## What is expected
In the entries that follow, find every line containing "Jolla" and copy it.

## Dataset records
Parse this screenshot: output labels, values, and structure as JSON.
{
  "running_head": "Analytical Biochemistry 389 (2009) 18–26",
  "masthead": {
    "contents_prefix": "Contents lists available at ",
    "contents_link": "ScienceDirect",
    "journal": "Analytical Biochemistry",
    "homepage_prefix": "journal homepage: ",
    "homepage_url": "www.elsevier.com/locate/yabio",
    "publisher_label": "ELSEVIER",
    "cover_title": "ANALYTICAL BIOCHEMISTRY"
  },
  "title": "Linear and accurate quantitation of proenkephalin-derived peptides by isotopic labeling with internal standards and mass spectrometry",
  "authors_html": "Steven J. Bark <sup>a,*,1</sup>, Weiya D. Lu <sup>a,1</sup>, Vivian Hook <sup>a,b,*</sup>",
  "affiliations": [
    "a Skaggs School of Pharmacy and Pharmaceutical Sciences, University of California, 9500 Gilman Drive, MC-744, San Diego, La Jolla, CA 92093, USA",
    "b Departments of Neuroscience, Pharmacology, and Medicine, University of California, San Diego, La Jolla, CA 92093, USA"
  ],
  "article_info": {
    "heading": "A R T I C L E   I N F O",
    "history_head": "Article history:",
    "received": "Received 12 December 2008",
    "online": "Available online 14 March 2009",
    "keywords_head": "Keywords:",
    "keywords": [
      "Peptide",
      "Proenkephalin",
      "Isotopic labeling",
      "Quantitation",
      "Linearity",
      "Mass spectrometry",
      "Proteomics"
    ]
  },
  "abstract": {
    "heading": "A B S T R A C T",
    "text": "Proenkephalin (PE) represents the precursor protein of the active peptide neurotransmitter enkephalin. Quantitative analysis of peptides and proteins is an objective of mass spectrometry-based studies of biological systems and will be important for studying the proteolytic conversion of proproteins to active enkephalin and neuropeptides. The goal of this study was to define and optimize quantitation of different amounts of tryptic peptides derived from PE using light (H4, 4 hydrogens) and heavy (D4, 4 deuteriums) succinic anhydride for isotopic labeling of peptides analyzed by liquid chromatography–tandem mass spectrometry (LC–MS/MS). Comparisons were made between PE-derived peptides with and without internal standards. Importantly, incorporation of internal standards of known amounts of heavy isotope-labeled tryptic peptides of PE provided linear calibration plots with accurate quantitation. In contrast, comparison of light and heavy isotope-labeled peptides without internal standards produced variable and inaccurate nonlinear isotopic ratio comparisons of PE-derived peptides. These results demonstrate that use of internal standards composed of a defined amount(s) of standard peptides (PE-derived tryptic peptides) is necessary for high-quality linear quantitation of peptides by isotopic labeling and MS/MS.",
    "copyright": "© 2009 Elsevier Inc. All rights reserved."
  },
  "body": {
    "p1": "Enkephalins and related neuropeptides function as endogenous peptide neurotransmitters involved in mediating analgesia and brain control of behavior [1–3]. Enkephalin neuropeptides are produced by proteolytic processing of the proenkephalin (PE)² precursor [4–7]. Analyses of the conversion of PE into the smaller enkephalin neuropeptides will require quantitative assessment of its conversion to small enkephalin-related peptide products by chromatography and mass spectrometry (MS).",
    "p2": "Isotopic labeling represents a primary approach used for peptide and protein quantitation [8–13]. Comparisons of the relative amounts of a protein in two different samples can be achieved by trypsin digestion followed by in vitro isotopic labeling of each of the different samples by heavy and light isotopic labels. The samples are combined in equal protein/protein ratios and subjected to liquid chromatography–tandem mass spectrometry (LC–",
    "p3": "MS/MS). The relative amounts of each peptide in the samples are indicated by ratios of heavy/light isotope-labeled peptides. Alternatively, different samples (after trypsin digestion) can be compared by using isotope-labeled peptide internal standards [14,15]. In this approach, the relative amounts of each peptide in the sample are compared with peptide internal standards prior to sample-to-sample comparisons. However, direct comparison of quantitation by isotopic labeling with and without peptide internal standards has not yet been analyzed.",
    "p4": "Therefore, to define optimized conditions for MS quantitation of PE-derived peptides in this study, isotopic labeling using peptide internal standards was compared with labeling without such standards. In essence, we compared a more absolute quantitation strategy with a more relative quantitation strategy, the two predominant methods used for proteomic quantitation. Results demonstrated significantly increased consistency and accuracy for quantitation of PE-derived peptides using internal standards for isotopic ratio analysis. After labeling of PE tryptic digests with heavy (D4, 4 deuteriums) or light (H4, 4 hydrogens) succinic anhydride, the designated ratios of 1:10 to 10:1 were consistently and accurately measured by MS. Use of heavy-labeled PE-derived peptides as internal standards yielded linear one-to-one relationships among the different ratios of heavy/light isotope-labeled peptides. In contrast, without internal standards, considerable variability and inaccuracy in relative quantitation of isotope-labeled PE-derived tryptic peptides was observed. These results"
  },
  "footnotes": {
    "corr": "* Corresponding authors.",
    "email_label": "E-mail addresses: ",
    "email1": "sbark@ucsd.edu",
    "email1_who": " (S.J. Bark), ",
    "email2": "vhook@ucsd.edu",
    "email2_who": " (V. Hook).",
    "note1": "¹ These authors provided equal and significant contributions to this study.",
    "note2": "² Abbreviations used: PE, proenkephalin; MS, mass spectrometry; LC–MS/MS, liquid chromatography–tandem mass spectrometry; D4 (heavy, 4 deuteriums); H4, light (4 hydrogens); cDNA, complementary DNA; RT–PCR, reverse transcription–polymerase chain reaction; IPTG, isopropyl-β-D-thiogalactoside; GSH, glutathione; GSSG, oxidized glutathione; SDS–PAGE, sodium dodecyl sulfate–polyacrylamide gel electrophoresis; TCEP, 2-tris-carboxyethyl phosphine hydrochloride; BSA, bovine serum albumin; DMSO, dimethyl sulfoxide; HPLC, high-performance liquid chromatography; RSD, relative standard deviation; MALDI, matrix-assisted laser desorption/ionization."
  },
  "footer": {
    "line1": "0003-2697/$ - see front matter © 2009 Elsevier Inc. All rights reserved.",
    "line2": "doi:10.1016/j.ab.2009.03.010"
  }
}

## Answer section
    "a Skaggs School of Pharmacy and Pharmaceutical Sciences, University of California, 9500 Gilman Drive, MC-744, San Diego, La Jolla, CA 92093, USA",
    "b Departments of Neuroscience, Pharmacology, and Medicine, University of California, San Diego, La Jolla, CA 92093, USA"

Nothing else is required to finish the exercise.